*DATA SHOWN:*
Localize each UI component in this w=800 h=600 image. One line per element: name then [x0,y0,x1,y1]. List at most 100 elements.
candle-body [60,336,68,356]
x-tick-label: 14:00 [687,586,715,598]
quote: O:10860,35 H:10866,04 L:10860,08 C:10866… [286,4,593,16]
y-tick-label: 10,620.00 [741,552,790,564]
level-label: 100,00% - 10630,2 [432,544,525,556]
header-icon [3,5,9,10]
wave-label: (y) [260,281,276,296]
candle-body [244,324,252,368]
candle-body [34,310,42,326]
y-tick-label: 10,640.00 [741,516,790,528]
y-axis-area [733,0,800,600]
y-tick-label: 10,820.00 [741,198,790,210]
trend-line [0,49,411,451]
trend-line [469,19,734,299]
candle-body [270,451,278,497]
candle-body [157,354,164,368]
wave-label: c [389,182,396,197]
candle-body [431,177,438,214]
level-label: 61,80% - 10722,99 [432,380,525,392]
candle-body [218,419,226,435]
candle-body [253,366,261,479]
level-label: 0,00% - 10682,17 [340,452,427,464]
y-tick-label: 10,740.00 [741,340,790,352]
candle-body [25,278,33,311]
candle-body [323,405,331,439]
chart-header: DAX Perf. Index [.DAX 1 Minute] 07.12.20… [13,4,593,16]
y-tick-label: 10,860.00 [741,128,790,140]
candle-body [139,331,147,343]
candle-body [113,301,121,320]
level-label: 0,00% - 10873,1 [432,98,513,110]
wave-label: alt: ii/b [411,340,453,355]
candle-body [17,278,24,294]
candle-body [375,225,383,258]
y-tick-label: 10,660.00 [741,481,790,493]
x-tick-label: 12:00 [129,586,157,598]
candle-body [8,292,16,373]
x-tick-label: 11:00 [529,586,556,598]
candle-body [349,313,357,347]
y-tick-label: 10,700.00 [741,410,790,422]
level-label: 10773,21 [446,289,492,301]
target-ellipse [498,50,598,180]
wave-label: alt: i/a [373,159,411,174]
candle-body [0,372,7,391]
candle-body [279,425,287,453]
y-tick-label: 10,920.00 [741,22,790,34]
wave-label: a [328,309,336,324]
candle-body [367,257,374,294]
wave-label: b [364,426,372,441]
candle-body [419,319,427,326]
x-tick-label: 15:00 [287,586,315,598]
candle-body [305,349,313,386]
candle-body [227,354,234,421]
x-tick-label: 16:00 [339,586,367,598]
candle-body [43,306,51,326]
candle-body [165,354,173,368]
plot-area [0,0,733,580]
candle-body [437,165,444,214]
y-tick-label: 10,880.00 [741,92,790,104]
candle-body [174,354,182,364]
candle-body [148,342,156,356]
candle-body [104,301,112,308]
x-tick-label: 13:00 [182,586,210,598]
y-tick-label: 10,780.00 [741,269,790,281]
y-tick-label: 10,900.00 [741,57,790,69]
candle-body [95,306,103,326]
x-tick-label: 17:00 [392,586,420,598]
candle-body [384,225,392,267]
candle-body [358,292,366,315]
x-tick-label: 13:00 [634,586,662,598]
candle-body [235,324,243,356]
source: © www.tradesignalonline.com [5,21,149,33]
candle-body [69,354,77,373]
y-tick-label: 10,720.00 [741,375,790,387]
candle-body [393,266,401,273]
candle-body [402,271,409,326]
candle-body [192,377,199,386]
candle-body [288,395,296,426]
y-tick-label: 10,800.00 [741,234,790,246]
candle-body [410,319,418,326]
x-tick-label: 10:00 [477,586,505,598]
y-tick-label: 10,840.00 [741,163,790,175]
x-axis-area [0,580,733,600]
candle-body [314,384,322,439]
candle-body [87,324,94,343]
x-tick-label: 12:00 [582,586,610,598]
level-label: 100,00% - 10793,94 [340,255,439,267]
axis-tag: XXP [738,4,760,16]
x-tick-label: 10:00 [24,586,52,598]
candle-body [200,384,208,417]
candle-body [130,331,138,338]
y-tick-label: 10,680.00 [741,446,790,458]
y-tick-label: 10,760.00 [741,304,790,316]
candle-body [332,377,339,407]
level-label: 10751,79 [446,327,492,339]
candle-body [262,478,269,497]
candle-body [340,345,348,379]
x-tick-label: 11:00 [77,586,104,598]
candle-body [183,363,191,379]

*WORK INSTRUCTIONS:* Starting with the first of the rows above, copy each line word for word, and stop after the line that contains "candle-body [218,419,226,435]".

*ANSWER TO THE TASK:*
Localize each UI component in this w=800 h=600 image. One line per element: name then [x0,y0,x1,y1]. List at most 100 elements.
candle-body [60,336,68,356]
x-tick-label: 14:00 [687,586,715,598]
quote: O:10860,35 H:10866,04 L:10860,08 C:10866… [286,4,593,16]
y-tick-label: 10,620.00 [741,552,790,564]
level-label: 100,00% - 10630,2 [432,544,525,556]
header-icon [3,5,9,10]
wave-label: (y) [260,281,276,296]
candle-body [244,324,252,368]
candle-body [34,310,42,326]
y-tick-label: 10,640.00 [741,516,790,528]
y-axis-area [733,0,800,600]
y-tick-label: 10,820.00 [741,198,790,210]
trend-line [0,49,411,451]
trend-line [469,19,734,299]
candle-body [270,451,278,497]
candle-body [157,354,164,368]
wave-label: c [389,182,396,197]
candle-body [431,177,438,214]
level-label: 61,80% - 10722,99 [432,380,525,392]
candle-body [218,419,226,435]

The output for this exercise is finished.